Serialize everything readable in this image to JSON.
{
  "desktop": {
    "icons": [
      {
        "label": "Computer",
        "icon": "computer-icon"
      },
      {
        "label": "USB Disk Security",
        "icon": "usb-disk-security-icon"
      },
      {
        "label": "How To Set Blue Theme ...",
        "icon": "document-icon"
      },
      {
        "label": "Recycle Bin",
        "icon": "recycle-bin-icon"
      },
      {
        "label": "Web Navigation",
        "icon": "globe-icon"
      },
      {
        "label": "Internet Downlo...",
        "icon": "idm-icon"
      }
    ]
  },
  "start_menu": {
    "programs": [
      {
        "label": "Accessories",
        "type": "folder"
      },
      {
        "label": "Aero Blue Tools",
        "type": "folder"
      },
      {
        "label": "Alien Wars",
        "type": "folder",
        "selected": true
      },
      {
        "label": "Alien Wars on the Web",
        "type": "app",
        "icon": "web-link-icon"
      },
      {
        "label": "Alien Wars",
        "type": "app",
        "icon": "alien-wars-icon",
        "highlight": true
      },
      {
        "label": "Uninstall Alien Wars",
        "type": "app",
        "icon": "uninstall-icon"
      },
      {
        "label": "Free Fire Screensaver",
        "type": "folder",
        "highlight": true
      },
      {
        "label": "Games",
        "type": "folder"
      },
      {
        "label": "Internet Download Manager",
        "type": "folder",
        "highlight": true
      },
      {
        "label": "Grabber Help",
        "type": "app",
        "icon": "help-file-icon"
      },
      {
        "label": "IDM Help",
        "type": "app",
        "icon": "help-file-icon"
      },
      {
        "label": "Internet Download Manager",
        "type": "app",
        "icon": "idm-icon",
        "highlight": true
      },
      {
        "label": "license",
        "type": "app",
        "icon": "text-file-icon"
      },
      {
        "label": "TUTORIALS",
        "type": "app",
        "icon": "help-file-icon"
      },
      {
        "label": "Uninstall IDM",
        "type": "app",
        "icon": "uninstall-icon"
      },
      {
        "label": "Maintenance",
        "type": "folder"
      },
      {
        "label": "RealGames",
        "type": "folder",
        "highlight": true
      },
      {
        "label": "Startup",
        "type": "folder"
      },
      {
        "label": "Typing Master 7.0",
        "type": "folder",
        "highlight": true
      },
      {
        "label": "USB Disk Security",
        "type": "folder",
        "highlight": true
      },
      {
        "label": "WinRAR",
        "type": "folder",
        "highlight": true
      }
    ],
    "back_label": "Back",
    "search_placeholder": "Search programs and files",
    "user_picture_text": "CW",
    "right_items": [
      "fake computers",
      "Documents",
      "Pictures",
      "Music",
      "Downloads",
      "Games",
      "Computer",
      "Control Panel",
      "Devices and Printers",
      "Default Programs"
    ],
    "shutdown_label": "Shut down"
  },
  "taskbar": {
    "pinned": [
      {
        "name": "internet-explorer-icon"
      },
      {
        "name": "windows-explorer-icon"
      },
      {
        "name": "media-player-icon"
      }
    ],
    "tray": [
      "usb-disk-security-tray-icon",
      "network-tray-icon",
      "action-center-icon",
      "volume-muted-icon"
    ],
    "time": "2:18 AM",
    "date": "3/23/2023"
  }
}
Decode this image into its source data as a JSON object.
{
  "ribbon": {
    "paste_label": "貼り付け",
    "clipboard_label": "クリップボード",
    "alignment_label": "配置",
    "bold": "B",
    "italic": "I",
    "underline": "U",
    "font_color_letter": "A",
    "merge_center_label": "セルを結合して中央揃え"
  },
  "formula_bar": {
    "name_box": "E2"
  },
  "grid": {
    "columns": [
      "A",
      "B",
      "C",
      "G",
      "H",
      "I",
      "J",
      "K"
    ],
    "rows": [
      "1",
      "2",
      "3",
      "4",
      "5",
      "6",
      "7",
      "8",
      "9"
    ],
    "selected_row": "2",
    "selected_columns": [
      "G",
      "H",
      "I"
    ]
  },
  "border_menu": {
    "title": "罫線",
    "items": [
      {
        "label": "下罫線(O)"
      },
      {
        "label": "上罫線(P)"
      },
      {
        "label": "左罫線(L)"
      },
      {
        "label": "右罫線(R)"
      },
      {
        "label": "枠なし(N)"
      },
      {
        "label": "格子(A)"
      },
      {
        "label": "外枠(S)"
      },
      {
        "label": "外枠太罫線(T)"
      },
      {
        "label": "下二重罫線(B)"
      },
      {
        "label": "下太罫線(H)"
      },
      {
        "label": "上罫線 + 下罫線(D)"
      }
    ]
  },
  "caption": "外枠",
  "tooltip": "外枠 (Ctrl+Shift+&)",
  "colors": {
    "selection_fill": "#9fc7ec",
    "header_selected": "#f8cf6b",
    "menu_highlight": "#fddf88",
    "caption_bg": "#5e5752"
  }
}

**Problem to work on:** Only the lines from the one that contains "Decode this image" through the last line should be repeated, each exactly as it stands, with both ends included.

**Reply:**
Decode this image into its source data as a JSON object.
{
  "ribbon": {
    "paste_label": "貼り付け",
    "clipboard_label": "クリップボード",
    "alignment_label": "配置",
    "bold": "B",
    "italic": "I",
    "underline": "U",
    "font_color_letter": "A",
    "merge_center_label": "セルを結合して中央揃え"
  },
  "formula_bar": {
    "name_box": "E2"
  },
  "grid": {
    "columns": [
      "A",
      "B",
      "C",
      "G",
      "H",
      "I",
      "J",
      "K"
    ],
    "rows": [
      "1",
      "2",
      "3",
      "4",
      "5",
      "6",
      "7",
      "8",
      "9"
    ],
    "selected_row": "2",
    "selected_columns": [
      "G",
      "H",
      "I"
    ]
  },
  "border_menu": {
    "title": "罫線",
    "items": [
      {
        "label": "下罫線(O)"
      },
      {
        "label": "上罫線(P)"
      },
      {
        "label": "左罫線(L)"
      },
      {
        "label": "右罫線(R)"
      },
      {
        "label": "枠なし(N)"
      },
      {
        "label": "格子(A)"
      },
      {
        "label": "外枠(S)"
      },
      {
        "label": "外枠太罫線(T)"
      },
      {
        "label": "下二重罫線(B)"
      },
      {
        "label": "下太罫線(H)"
      },
      {
        "label": "上罫線 + 下罫線(D)"
      }
    ]
  },
  "caption": "外枠",
  "tooltip": "外枠 (Ctrl+Shift+&)",
  "colors": {
    "selection_fill": "#9fc7ec",
    "header_selected": "#f8cf6b",
    "menu_highlight": "#fddf88",
    "caption_bg": "#5e5752"
  }
}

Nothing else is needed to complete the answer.